EXERCISE DESCRIPTION ::
Repeat the full listing, word for word.

RECORDS FOR THE TASK ::
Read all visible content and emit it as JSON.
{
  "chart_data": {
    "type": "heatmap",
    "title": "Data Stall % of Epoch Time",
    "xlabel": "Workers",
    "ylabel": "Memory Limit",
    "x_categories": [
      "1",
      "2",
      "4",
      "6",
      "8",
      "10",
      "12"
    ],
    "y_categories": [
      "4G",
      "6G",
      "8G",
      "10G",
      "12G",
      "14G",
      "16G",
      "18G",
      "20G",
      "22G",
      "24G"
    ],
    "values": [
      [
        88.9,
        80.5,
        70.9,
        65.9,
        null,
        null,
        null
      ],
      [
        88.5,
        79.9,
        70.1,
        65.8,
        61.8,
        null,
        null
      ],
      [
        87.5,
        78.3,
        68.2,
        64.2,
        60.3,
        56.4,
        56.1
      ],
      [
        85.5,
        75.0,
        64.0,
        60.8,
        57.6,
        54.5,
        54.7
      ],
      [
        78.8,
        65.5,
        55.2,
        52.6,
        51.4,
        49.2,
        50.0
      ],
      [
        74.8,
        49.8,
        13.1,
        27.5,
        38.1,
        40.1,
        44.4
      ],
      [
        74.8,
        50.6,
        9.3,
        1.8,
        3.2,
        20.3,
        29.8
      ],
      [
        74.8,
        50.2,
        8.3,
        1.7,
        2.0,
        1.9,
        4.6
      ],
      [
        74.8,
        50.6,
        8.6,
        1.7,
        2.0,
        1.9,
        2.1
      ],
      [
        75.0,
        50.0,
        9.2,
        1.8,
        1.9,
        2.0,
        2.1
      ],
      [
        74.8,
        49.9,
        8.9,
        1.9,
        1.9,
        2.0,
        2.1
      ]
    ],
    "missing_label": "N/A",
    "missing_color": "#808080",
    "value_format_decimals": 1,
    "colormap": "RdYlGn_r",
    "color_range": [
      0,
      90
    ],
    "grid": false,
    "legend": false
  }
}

OUTPUT OF THE EXERCISE ::
Read all visible content and emit it as JSON.
{
  "chart_data": {
    "type": "heatmap",
    "title": "Data Stall % of Epoch Time",
    "xlabel": "Workers",
    "ylabel": "Memory Limit",
    "x_categories": [
      "1",
      "2",
      "4",
      "6",
      "8",
      "10",
      "12"
    ],
    "y_categories": [
      "4G",
      "6G",
      "8G",
      "10G",
      "12G",
      "14G",
      "16G",
      "18G",
      "20G",
      "22G",
      "24G"
    ],
    "values": [
      [
        88.9,
        80.5,
        70.9,
        65.9,
        null,
        null,
        null
      ],
      [
        88.5,
        79.9,
        70.1,
        65.8,
        61.8,
        null,
        null
      ],
      [
        87.5,
        78.3,
        68.2,
        64.2,
        60.3,
        56.4,
        56.1
      ],
      [
        85.5,
        75.0,
        64.0,
        60.8,
        57.6,
        54.5,
        54.7
      ],
      [
        78.8,
        65.5,
        55.2,
        52.6,
        51.4,
        49.2,
        50.0
      ],
      [
        74.8,
        49.8,
        13.1,
        27.5,
        38.1,
        40.1,
        44.4
      ],
      [
        74.8,
        50.6,
        9.3,
        1.8,
        3.2,
        20.3,
        29.8
      ],
      [
        74.8,
        50.2,
        8.3,
        1.7,
        2.0,
        1.9,
        4.6
      ],
      [
        74.8,
        50.6,
        8.6,
        1.7,
        2.0,
        1.9,
        2.1
      ],
      [
        75.0,
        50.0,
        9.2,
        1.8,
        1.9,
        2.0,
        2.1
      ],
      [
        74.8,
        49.9,
        8.9,
        1.9,
        1.9,
        2.0,
        2.1
      ]
    ],
    "missing_label": "N/A",
    "missing_color": "#808080",
    "value_format_decimals": 1,
    "colormap": "RdYlGn_r",
    "color_range": [
      0,
      90
    ],
    "grid": false,
    "legend": false
  }
}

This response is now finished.